Job =>
Write out every line of the material as it stands, apart from the pictures.

Provided records =>

[START]

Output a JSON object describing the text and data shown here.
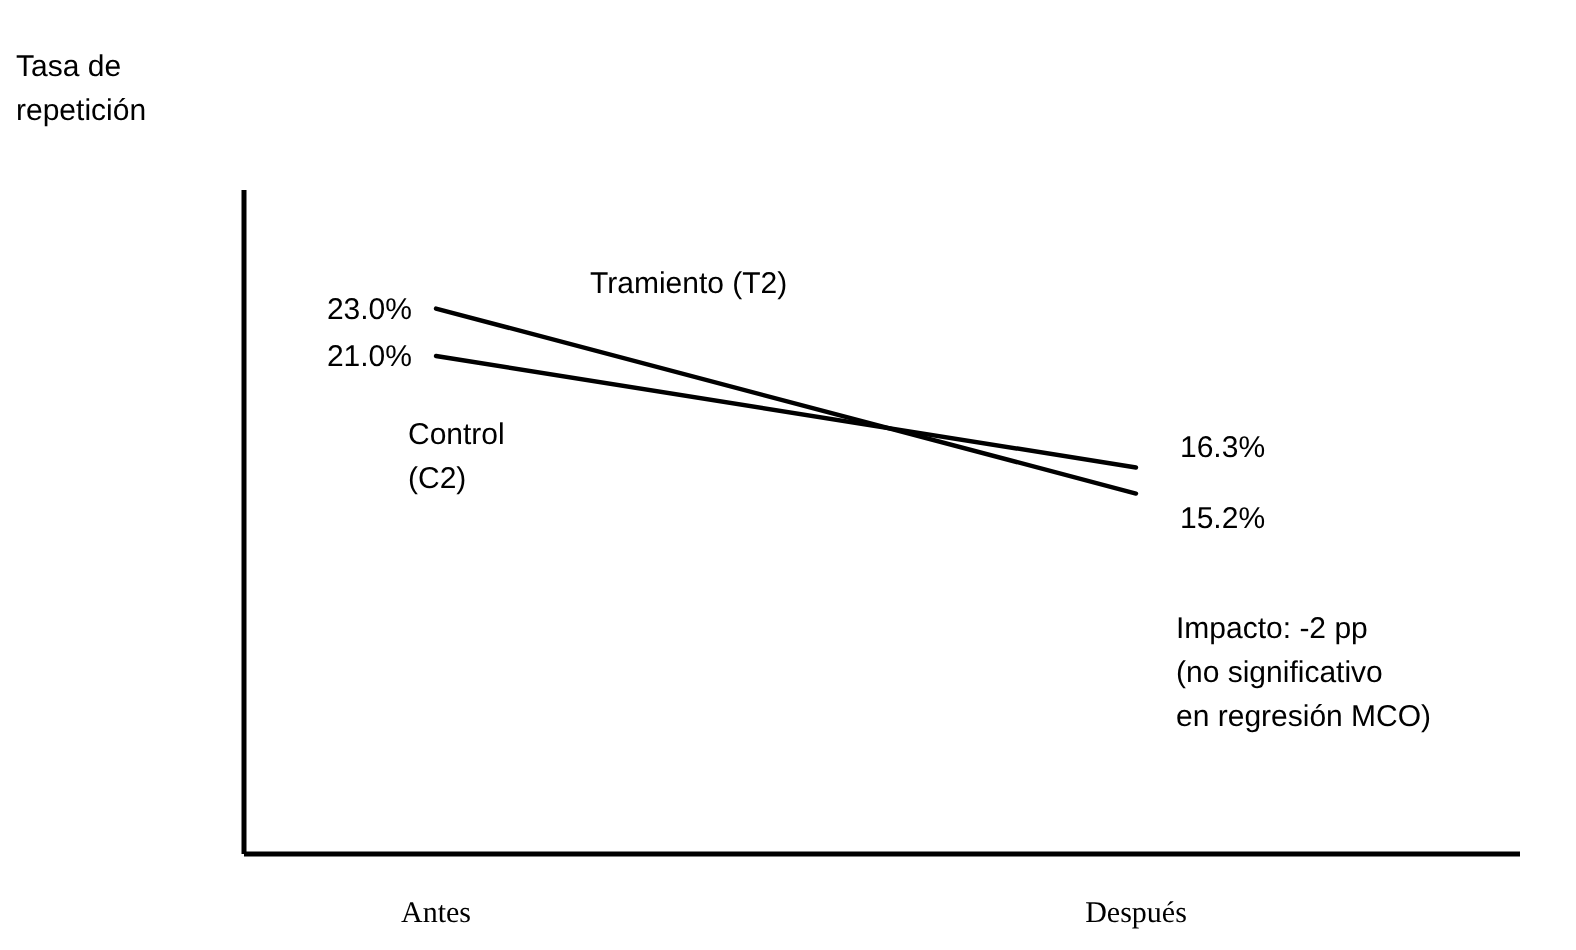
{
  "chart_data": {
    "type": "line",
    "ylabel": "Tasa de repetición",
    "categories": [
      "Antes",
      "Después"
    ],
    "series": [
      {
        "name": "Tramiento (T2)",
        "color": "#000000",
        "values": [
          23.0,
          15.2
        ],
        "value_labels": [
          "23.0%",
          "15.2%"
        ]
      },
      {
        "name": "Control\n(C2)",
        "color": "#000000",
        "values": [
          21.0,
          16.3
        ],
        "value_labels": [
          "21.0%",
          "16.3%"
        ]
      }
    ],
    "ylim": [
      0,
      28
    ],
    "tick_labels": "x",
    "marker": "none",
    "line_style": "solid",
    "annotations": [
      "Impacto: -2 pp\n(no significativo\nen regresión MCO)"
    ]
  }
}
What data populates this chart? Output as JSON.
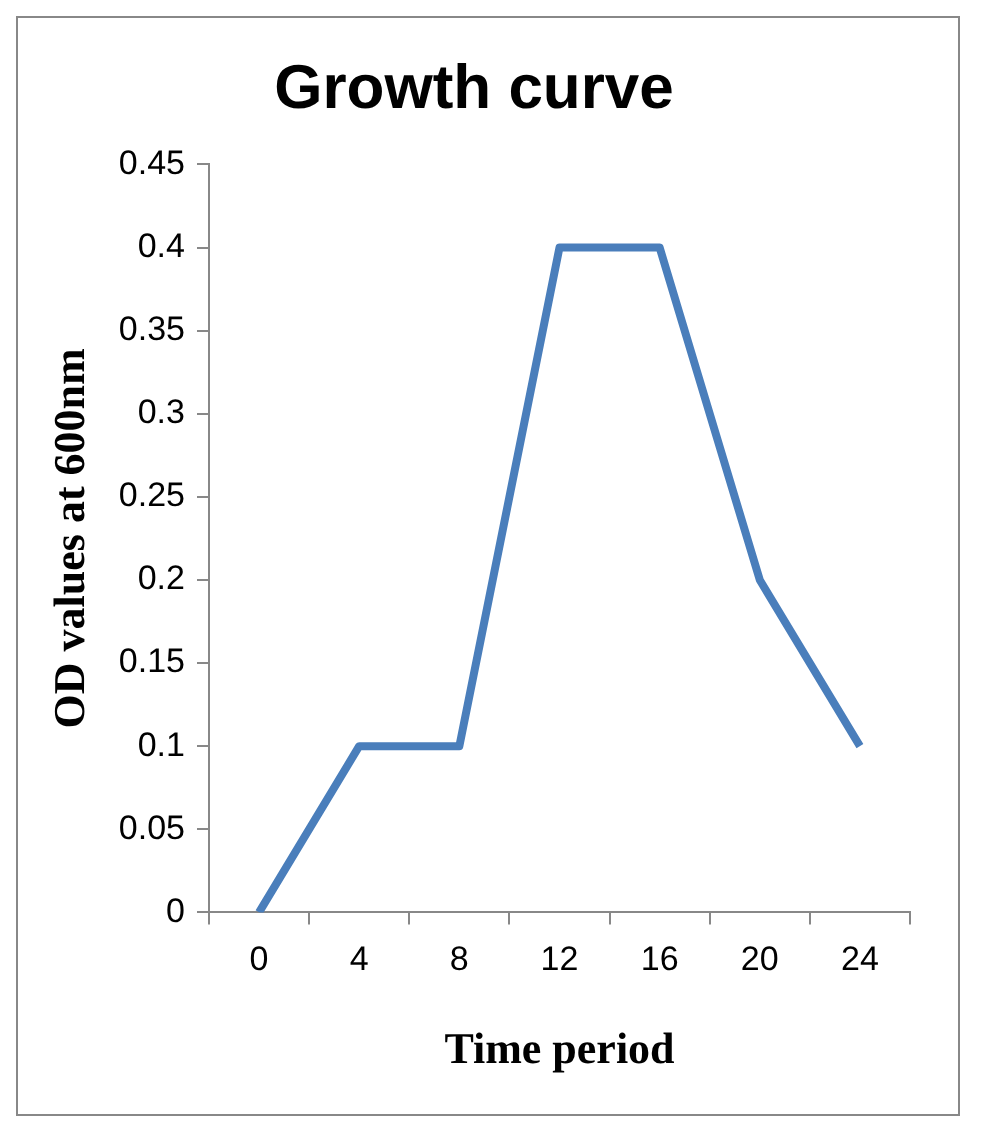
{
  "chart_data": {
    "type": "line",
    "title": "Growth curve",
    "xlabel": "Time period",
    "ylabel": "OD values at 600nm",
    "categories": [
      "0",
      "4",
      "8",
      "12",
      "16",
      "20",
      "24"
    ],
    "series": [
      {
        "color": "#4a7ebb",
        "values": [
          0,
          0.1,
          0.1,
          0.4,
          0.4,
          0.2,
          0.1
        ]
      }
    ],
    "ylim": [
      0,
      0.45
    ],
    "yticks": [
      0,
      0.05,
      0.1,
      0.15,
      0.2,
      0.25,
      0.3,
      0.35,
      0.4,
      0.45
    ],
    "grid": false,
    "legend": false,
    "marker": "none"
  }
}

[END]

Output for this task =>
Output a JSON object describing the text and data shown here.
{
  "chart_data": {
    "type": "line",
    "ylabel": "Tasa de repetición",
    "categories": [
      "Antes",
      "Después"
    ],
    "series": [
      {
        "name": "Tramiento (T2)",
        "color": "#000000",
        "values": [
          23.0,
          15.2
        ],
        "value_labels": [
          "23.0%",
          "15.2%"
        ]
      },
      {
        "name": "Control\n(C2)",
        "color": "#000000",
        "values": [
          21.0,
          16.3
        ],
        "value_labels": [
          "21.0%",
          "16.3%"
        ]
      }
    ],
    "ylim": [
      0,
      28
    ],
    "tick_labels": "x",
    "marker": "none",
    "line_style": "solid",
    "annotations": [
      "Impacto: -2 pp\n(no significativo\nen regresión MCO)"
    ]
  }
}
What data populates this chart? Output as JSON.
{
  "chart_data": {
    "type": "line",
    "title": "Growth curve",
    "xlabel": "Time period",
    "ylabel": "OD values at 600nm",
    "categories": [
      "0",
      "4",
      "8",
      "12",
      "16",
      "20",
      "24"
    ],
    "series": [
      {
        "color": "#4a7ebb",
        "values": [
          0,
          0.1,
          0.1,
          0.4,
          0.4,
          0.2,
          0.1
        ]
      }
    ],
    "ylim": [
      0,
      0.45
    ],
    "yticks": [
      0,
      0.05,
      0.1,
      0.15,
      0.2,
      0.25,
      0.3,
      0.35,
      0.4,
      0.45
    ],
    "grid": false,
    "legend": false,
    "marker": "none"
  }
}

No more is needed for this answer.